▶ [STATED TASK] Copy out, character for character, the lines below from the one containing "Localize all elements." through the one containing "piece-black-queen-d8: ♛ [81, 35, 103, 60]", both included.

------------------------------------------------

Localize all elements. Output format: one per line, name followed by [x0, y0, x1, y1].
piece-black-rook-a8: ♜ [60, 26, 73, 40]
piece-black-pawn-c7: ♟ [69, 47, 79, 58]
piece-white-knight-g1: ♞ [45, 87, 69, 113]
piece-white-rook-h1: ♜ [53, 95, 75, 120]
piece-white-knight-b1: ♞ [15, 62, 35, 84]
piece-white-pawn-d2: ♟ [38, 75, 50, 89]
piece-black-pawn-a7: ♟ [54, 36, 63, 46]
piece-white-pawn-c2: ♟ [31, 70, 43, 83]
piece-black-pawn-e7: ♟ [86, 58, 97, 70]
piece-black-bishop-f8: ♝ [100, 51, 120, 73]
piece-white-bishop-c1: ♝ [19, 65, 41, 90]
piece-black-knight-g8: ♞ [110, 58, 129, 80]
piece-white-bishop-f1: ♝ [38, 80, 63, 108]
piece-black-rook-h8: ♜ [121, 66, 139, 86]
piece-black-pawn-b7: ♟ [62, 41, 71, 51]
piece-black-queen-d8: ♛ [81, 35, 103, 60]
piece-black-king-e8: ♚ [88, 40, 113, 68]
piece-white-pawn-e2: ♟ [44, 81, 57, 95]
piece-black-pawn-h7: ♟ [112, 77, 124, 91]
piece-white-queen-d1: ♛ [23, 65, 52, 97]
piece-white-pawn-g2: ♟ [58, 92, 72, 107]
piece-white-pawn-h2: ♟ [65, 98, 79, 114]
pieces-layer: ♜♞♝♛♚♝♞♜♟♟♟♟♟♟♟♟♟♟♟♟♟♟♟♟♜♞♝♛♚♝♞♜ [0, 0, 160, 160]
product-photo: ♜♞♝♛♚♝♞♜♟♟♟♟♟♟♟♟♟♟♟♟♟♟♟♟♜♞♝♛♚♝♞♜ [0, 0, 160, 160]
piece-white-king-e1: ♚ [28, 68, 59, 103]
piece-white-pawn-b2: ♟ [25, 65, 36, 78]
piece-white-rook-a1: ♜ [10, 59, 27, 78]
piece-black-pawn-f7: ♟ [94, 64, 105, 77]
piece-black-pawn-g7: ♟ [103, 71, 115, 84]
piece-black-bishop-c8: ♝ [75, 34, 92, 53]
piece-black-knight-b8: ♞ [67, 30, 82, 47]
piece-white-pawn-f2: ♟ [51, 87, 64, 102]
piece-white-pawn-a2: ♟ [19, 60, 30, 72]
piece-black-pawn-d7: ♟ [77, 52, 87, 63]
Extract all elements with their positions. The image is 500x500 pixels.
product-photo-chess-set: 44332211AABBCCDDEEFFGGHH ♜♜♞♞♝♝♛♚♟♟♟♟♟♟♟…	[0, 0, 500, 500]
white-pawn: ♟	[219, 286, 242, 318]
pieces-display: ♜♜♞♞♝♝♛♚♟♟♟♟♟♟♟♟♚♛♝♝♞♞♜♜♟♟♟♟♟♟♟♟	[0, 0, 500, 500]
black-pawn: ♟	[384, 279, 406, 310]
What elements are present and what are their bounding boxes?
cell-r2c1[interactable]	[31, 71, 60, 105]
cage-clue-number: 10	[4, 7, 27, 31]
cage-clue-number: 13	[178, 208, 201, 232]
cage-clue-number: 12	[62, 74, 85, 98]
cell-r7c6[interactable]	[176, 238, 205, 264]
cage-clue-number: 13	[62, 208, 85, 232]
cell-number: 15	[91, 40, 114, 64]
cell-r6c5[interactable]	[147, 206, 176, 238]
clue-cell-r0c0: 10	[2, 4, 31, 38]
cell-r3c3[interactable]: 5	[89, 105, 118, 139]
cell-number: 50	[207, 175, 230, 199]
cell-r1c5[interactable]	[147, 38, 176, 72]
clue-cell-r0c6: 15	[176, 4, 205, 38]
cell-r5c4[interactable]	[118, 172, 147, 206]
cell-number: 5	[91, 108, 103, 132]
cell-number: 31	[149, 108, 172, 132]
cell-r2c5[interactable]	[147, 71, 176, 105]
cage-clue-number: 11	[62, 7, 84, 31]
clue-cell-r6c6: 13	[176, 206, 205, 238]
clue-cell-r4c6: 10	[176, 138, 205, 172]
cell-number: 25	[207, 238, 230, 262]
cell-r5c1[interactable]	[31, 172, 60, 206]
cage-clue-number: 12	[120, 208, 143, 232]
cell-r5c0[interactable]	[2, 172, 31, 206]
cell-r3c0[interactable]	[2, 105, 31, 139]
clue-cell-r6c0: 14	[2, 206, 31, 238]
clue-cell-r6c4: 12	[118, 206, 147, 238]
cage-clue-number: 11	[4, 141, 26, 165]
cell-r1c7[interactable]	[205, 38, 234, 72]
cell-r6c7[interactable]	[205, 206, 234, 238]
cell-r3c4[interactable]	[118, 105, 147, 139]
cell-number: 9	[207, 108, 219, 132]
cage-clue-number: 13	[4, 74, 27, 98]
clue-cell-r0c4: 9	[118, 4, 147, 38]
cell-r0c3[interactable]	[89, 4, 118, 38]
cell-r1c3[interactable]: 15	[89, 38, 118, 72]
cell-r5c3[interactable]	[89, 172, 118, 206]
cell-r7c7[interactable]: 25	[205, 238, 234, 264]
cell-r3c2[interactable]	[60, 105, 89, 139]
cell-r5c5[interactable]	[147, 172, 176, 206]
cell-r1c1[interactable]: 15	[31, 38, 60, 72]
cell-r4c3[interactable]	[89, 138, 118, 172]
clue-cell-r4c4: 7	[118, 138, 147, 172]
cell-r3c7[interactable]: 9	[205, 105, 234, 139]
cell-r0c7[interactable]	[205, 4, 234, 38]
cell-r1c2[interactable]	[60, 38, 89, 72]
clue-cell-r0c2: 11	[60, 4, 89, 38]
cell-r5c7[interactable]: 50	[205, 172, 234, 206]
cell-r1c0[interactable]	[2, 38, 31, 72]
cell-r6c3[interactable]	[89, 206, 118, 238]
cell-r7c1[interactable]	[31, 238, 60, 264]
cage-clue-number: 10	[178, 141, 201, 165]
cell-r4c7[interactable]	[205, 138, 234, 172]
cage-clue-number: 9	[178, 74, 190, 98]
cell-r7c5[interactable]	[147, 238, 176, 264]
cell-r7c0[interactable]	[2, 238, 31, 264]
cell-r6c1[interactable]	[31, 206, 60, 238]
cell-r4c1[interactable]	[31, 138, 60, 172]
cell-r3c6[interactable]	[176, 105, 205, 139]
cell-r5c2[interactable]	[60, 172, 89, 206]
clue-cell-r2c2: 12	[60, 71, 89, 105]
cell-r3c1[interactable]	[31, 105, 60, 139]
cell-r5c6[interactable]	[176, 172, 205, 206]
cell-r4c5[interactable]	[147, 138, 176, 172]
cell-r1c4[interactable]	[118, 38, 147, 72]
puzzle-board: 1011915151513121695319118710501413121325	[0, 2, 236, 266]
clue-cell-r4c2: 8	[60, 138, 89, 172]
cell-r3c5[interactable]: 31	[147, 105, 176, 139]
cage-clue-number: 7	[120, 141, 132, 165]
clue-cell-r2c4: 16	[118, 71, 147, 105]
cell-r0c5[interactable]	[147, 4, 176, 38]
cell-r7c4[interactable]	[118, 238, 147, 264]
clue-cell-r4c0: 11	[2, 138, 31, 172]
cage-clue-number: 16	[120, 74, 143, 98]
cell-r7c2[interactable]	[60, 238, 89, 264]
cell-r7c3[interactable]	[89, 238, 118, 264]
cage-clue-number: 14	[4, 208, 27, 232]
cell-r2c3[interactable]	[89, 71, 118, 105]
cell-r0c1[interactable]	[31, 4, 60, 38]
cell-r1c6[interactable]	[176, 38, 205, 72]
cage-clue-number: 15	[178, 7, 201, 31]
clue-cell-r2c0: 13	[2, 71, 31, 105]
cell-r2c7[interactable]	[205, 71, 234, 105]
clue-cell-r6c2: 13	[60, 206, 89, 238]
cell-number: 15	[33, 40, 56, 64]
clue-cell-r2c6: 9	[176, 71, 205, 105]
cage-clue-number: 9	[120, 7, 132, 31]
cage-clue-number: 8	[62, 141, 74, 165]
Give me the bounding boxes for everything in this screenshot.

------------------------------------------------

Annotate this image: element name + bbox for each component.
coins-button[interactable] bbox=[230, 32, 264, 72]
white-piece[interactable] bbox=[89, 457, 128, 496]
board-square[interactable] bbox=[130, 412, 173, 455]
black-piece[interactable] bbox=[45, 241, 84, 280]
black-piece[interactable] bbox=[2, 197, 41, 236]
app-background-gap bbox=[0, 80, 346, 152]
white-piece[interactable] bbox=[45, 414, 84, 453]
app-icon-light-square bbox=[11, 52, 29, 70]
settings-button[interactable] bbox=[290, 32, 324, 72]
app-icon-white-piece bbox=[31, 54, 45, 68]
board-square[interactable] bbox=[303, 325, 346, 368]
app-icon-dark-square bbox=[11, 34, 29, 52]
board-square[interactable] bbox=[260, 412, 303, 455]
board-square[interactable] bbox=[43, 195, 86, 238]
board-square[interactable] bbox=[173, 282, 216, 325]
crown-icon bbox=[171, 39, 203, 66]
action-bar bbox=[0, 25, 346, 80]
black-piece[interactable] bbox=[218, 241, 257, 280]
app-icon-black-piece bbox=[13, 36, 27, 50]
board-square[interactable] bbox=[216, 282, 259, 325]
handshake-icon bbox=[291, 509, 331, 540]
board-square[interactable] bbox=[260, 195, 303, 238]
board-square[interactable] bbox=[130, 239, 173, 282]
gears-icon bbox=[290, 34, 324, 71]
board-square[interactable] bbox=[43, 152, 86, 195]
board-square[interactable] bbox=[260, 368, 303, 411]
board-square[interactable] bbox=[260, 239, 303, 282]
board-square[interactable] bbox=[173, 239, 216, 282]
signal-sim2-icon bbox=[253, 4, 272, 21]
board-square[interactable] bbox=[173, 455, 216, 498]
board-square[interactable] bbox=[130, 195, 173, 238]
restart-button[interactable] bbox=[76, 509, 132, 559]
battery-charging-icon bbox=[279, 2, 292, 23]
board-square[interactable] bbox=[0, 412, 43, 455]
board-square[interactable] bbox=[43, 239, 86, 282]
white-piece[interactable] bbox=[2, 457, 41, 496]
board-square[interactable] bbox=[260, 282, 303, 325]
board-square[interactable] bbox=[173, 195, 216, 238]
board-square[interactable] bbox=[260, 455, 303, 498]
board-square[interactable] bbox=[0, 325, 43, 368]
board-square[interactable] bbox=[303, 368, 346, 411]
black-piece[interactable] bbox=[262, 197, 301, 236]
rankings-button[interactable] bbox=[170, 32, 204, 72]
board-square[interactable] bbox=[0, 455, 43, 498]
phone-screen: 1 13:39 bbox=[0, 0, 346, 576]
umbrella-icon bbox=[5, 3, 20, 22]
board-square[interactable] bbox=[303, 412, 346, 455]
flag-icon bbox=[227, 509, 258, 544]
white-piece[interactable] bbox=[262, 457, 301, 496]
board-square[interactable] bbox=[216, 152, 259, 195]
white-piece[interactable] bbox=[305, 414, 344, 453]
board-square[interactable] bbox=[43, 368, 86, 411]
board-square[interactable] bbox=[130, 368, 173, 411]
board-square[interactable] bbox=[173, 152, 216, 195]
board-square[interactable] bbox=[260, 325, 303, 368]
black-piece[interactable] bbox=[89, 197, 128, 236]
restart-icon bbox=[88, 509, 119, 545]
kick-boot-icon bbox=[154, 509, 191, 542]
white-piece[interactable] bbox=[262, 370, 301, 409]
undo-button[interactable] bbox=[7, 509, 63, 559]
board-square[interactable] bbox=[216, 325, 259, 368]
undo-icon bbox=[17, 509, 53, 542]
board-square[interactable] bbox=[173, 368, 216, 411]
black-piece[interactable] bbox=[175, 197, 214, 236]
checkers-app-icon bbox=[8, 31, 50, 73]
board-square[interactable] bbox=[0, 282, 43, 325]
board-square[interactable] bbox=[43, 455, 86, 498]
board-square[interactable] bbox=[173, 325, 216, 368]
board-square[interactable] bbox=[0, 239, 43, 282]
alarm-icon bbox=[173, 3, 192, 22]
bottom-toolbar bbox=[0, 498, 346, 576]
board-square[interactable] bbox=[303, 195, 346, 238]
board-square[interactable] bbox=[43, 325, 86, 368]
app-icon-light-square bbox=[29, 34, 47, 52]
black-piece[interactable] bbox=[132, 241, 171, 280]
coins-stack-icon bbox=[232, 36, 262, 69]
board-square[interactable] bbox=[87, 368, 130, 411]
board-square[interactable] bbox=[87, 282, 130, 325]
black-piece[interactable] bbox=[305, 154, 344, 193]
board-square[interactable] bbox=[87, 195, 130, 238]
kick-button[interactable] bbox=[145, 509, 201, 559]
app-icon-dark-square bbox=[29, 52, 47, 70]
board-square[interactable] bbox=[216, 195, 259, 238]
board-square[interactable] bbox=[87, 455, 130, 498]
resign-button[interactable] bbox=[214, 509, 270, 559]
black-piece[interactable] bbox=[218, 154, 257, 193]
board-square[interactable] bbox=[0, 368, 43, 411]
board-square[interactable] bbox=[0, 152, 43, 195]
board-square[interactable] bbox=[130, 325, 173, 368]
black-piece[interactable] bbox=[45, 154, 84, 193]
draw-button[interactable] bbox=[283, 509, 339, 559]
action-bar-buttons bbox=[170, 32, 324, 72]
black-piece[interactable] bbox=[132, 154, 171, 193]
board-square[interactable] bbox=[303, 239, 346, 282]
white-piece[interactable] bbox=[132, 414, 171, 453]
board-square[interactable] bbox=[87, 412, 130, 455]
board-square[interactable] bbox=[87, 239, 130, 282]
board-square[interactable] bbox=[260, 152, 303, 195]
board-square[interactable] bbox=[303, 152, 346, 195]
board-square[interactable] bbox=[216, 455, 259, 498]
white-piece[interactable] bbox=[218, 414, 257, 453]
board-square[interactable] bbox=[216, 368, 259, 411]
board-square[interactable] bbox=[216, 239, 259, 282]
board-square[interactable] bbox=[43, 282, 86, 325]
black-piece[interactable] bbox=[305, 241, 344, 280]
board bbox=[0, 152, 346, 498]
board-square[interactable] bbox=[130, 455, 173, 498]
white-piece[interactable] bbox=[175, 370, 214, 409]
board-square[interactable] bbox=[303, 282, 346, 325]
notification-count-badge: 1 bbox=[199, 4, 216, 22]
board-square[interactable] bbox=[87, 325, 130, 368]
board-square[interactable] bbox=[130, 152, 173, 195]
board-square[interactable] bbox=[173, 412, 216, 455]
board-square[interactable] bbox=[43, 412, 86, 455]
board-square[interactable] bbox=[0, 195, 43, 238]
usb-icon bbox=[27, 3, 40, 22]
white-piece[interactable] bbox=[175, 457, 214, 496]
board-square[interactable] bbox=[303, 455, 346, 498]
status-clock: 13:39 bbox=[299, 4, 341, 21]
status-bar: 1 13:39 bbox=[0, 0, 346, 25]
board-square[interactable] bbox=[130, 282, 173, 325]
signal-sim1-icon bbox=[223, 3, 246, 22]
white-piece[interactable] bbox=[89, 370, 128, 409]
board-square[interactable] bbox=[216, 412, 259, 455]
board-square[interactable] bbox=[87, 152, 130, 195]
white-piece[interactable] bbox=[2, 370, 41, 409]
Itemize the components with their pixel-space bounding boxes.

------------------------------------------------

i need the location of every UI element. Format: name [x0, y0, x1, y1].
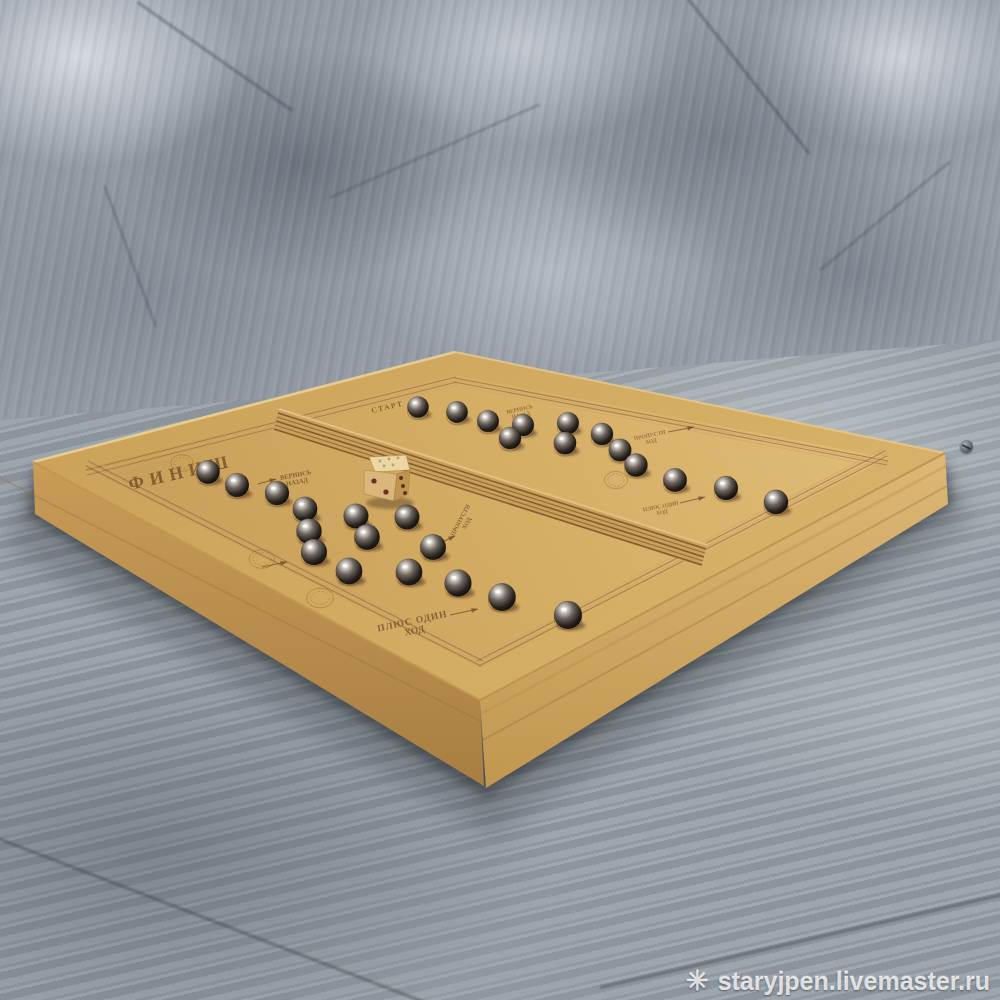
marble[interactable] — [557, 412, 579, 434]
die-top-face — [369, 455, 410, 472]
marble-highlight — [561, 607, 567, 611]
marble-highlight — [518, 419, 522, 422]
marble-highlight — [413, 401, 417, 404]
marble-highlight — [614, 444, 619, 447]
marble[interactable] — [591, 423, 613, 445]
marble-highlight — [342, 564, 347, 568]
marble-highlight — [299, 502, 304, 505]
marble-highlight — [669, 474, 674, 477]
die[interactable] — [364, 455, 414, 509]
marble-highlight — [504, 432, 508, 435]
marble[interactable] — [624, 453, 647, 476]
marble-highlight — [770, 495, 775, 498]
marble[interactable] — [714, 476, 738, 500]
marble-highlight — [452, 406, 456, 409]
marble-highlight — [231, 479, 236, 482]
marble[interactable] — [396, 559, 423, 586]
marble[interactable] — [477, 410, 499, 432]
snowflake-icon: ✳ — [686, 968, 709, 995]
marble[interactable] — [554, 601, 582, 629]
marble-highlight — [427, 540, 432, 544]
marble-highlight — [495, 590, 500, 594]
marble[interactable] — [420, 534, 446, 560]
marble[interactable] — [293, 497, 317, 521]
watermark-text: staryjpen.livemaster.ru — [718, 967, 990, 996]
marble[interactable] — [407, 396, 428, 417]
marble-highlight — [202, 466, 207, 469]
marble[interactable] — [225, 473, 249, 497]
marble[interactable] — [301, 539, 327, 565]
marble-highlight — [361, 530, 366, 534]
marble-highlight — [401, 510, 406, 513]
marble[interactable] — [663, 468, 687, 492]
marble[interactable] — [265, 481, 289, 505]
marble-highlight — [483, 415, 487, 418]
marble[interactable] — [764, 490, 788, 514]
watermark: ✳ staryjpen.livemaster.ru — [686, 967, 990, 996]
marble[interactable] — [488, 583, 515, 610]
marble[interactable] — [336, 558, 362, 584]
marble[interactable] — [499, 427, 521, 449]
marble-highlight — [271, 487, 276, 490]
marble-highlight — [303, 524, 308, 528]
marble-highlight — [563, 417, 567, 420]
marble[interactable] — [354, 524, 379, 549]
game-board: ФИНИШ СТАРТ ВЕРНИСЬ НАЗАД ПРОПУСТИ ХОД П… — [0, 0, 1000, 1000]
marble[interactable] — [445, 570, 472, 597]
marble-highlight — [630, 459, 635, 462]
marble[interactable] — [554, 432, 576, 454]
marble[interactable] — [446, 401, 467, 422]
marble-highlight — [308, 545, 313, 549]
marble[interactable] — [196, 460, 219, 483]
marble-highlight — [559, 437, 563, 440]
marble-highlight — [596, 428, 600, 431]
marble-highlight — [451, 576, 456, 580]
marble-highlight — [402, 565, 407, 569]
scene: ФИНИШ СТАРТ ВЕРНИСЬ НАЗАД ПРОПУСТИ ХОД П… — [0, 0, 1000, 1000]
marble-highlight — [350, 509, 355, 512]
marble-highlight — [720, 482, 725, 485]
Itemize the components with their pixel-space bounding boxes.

------------------------------------------------

▶ [THE REPLY]
Localize all elements. Output format: one per line, name followed by [x0, y0, x1, y1].
piece-black-rook-a8: ♜ [60, 26, 73, 40]
piece-black-pawn-c7: ♟ [69, 47, 79, 58]
piece-white-knight-g1: ♞ [45, 87, 69, 113]
piece-white-rook-h1: ♜ [53, 95, 75, 120]
piece-white-knight-b1: ♞ [15, 62, 35, 84]
piece-white-pawn-d2: ♟ [38, 75, 50, 89]
piece-black-pawn-a7: ♟ [54, 36, 63, 46]
piece-white-pawn-c2: ♟ [31, 70, 43, 83]
piece-black-pawn-e7: ♟ [86, 58, 97, 70]
piece-black-bishop-f8: ♝ [100, 51, 120, 73]
piece-white-bishop-c1: ♝ [19, 65, 41, 90]
piece-black-knight-g8: ♞ [110, 58, 129, 80]
piece-white-bishop-f1: ♝ [38, 80, 63, 108]
piece-black-rook-h8: ♜ [121, 66, 139, 86]
piece-black-pawn-b7: ♟ [62, 41, 71, 51]
piece-black-queen-d8: ♛ [81, 35, 103, 60]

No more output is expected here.